Dataset listings of figures:

%%

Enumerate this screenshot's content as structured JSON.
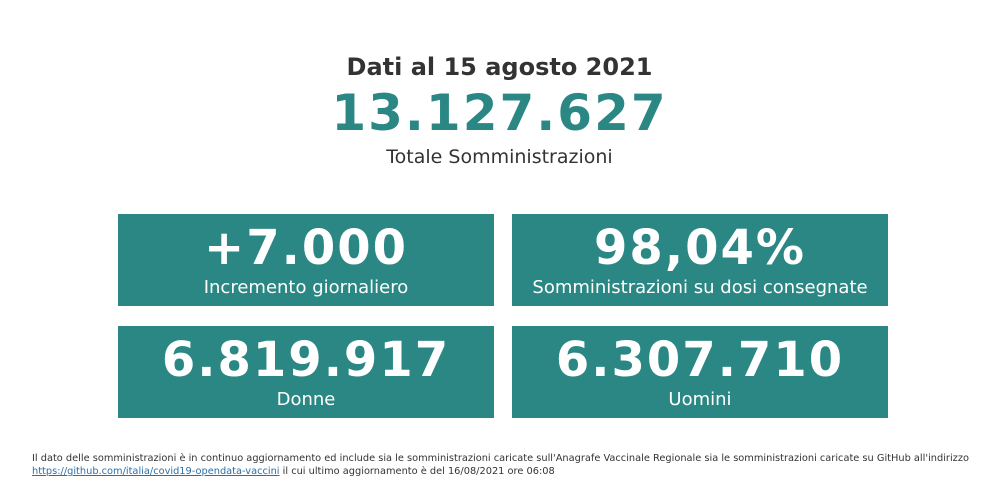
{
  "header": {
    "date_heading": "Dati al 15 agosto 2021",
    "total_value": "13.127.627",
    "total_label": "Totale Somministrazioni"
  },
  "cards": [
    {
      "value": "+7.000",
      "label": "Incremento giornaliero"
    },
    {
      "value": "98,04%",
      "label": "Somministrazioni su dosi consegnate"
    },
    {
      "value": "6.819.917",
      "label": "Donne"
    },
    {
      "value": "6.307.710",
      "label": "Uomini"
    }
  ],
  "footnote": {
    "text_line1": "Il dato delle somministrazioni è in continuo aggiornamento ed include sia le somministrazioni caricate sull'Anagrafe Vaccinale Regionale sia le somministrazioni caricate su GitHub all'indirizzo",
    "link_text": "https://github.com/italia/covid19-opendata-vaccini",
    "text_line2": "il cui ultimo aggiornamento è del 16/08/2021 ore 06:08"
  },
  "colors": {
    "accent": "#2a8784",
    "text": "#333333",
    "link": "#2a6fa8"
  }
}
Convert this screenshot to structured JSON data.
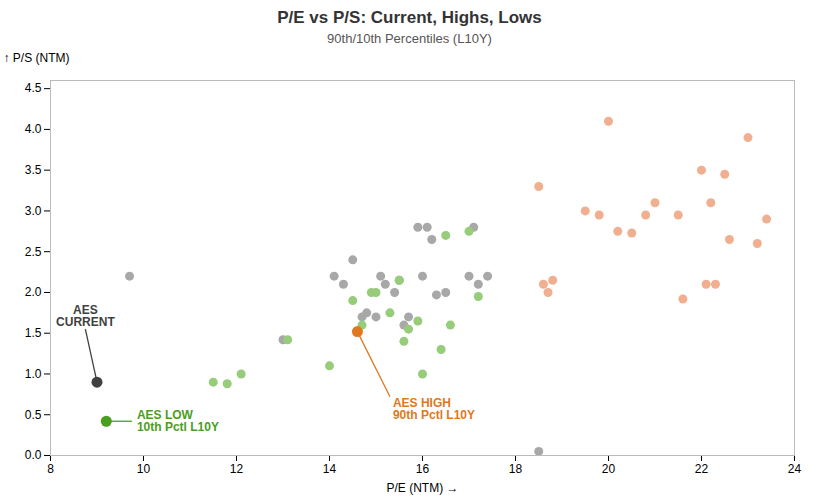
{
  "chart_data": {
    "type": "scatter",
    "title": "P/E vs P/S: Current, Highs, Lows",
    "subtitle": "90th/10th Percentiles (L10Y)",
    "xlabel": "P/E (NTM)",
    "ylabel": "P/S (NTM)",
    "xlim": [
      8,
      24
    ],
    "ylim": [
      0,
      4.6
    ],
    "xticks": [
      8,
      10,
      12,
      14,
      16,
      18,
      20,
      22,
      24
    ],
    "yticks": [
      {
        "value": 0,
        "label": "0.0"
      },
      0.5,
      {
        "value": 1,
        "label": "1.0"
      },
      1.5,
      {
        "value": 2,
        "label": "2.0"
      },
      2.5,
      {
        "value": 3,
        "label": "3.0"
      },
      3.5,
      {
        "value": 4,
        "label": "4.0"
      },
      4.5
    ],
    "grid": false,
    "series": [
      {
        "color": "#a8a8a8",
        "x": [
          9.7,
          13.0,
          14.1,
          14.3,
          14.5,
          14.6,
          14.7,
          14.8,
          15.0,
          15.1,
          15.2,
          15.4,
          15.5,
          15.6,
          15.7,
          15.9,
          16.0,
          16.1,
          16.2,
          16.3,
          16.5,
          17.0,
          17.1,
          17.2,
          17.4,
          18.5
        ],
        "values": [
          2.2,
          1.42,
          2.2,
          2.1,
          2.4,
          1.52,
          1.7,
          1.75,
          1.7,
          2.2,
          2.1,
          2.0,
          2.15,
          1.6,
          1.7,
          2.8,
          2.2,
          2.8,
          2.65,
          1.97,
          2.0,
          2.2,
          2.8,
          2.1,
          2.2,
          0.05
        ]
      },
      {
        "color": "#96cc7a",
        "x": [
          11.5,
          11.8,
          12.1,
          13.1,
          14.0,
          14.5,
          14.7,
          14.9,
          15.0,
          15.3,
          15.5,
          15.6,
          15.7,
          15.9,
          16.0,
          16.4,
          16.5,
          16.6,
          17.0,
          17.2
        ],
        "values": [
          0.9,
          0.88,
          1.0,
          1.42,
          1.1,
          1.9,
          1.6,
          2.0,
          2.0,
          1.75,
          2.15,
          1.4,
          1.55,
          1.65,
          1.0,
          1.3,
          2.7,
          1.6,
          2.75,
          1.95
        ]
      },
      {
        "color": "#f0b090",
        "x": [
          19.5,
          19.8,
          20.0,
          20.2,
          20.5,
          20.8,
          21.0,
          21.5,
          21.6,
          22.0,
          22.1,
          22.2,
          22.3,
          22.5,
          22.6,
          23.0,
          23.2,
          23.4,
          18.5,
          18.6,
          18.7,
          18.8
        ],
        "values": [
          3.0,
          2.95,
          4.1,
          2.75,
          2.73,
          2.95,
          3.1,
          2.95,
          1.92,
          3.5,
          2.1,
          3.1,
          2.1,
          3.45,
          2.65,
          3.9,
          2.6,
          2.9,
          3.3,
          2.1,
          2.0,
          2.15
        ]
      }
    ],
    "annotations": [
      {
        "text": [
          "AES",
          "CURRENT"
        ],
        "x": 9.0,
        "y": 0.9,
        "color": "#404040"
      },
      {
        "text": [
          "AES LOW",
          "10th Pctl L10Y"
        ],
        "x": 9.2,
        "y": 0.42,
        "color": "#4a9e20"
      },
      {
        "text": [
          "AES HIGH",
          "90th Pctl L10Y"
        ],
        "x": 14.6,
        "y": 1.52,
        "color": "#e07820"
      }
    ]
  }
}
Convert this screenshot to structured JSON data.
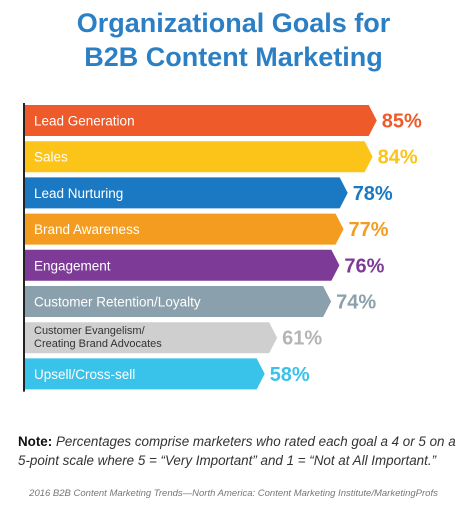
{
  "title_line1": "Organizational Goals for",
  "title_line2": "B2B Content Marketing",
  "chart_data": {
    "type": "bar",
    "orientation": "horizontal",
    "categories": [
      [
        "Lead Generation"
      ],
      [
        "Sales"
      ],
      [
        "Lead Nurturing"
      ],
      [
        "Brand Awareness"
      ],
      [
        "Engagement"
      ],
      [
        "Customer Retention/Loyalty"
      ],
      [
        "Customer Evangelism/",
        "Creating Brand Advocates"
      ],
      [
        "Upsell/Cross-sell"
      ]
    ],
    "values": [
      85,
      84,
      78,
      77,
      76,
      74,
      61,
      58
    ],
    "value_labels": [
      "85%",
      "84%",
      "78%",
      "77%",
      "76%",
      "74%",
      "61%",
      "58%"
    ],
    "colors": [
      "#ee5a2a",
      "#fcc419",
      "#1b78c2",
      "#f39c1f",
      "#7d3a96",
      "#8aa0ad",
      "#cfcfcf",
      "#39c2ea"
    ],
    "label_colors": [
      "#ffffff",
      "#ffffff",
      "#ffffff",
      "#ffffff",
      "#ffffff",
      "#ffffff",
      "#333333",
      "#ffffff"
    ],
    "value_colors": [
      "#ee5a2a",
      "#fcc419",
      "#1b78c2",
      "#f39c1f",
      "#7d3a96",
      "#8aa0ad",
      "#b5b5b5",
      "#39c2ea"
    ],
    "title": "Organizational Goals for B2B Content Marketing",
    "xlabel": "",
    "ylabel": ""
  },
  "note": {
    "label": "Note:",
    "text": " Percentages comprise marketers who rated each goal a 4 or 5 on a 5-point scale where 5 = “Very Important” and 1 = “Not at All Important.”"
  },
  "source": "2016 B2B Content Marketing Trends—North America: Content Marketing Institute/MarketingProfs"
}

%%

*Exercise details*:
Copy each line above that contains the string "Customer".

*Written response*:
        "Customer Retention/Loyalty"
        "Customer Evangelism/",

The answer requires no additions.